Working data:
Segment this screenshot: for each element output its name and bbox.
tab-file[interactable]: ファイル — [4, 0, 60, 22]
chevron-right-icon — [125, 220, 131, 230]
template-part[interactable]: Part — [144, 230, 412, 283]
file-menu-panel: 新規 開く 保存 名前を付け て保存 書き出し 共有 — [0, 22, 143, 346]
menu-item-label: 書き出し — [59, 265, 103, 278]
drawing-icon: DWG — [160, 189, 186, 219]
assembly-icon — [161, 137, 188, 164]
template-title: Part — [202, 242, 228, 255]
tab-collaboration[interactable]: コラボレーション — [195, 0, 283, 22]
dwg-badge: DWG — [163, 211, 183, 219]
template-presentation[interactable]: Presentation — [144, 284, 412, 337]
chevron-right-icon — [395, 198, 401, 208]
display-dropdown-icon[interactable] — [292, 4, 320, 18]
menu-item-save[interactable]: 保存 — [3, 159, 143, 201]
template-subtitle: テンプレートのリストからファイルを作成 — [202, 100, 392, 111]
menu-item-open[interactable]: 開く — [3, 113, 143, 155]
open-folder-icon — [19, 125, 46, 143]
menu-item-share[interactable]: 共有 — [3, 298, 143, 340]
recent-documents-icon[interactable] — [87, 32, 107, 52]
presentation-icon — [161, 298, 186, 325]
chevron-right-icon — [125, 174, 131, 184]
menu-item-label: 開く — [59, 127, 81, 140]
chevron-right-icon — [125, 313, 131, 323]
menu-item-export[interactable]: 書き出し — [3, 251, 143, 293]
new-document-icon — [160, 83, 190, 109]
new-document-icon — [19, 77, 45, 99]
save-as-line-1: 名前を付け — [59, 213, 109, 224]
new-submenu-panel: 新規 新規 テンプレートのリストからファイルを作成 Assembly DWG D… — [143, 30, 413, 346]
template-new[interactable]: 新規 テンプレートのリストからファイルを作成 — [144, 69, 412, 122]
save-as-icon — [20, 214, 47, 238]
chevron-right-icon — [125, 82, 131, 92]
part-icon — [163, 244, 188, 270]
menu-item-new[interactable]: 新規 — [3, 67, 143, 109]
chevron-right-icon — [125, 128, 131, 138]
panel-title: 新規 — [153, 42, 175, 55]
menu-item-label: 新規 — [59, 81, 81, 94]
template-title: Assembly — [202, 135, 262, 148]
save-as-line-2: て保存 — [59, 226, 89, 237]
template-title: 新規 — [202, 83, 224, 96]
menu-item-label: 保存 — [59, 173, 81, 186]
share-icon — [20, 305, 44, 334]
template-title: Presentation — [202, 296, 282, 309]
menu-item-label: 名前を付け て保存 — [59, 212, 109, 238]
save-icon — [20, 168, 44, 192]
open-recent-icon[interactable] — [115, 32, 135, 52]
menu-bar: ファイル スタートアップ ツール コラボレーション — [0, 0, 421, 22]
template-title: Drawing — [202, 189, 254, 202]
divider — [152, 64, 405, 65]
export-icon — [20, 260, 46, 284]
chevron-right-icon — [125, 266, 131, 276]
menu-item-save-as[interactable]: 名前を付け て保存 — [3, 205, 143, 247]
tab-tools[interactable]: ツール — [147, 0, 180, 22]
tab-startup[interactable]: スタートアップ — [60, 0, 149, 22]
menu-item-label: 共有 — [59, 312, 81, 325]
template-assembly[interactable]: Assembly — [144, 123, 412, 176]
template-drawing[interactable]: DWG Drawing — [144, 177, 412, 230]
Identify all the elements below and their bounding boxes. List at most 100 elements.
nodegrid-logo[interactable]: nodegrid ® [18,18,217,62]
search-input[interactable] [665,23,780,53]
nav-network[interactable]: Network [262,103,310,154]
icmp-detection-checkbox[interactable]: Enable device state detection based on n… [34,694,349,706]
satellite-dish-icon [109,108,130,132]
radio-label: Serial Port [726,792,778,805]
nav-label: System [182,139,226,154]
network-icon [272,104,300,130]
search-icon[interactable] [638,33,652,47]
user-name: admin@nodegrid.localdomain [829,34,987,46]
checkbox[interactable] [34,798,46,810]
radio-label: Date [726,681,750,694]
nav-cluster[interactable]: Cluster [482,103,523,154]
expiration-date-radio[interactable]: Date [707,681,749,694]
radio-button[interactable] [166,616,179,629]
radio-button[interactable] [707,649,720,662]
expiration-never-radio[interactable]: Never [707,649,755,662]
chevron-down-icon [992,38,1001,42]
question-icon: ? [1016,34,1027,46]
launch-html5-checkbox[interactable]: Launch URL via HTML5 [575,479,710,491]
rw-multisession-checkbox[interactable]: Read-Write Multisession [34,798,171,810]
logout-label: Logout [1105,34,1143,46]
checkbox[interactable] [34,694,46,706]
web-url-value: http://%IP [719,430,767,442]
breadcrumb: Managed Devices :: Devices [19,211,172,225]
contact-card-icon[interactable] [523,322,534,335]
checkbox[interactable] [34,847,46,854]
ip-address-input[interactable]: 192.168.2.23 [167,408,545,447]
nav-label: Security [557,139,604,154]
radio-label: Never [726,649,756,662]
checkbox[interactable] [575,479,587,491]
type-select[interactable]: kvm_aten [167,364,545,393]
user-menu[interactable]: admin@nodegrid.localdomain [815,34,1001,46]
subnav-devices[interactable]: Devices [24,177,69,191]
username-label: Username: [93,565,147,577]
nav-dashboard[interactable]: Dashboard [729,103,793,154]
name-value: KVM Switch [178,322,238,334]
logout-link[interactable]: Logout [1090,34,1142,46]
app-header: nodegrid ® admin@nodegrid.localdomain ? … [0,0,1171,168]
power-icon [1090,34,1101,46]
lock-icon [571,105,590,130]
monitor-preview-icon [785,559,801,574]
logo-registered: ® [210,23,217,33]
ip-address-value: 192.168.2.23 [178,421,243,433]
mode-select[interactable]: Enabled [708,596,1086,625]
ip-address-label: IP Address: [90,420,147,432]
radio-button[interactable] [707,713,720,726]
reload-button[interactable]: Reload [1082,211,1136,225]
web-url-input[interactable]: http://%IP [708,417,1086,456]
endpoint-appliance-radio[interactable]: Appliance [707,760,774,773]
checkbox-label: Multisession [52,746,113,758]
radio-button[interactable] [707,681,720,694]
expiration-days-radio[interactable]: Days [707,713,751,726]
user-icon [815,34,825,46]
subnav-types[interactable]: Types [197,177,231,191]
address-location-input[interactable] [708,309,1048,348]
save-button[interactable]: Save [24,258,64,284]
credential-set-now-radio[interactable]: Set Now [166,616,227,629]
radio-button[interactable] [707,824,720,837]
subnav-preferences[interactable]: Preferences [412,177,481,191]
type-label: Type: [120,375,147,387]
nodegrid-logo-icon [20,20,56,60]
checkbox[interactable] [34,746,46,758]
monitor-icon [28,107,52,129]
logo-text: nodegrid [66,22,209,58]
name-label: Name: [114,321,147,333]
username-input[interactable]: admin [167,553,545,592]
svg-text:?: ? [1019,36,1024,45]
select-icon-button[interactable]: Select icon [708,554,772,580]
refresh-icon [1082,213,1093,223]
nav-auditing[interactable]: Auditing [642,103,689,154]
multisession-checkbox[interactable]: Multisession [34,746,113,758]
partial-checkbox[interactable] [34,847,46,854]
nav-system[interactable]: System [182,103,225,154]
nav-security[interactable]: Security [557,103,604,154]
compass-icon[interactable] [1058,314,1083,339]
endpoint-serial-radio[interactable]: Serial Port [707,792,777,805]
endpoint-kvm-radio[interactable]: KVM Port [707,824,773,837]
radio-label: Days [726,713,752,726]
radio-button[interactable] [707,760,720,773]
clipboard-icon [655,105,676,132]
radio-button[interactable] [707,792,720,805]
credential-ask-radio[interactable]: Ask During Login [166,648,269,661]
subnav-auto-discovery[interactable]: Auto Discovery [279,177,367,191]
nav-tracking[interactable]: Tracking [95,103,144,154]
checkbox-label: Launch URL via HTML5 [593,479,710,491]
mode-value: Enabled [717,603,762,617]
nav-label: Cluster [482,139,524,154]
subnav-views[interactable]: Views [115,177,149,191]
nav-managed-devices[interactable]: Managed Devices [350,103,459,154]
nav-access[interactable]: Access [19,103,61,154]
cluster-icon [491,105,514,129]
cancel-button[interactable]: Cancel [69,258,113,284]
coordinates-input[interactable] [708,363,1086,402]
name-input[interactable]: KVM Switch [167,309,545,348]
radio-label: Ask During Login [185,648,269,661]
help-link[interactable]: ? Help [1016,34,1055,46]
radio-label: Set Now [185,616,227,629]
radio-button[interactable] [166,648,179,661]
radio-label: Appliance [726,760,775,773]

What you have to do:
Rewrite the lines from the start of the records through the line containing "menu-item-label: 書き出し — [59, 265, 103, 278]" as a JSON list of strings, one string per line and no blank lines.

Result:
[
  "Segment this screenshot: for each element output its name and bbox.",
  "tab-file[interactable]: ファイル — [4, 0, 60, 22]",
  "chevron-right-icon — [125, 220, 131, 230]",
  "template-part[interactable]: Part — [144, 230, 412, 283]",
  "file-menu-panel: 新規 開く 保存 名前を付け て保存 書き出し 共有 — [0, 22, 143, 346]",
  "menu-item-label: 書き出し — [59, 265, 103, 278]"
]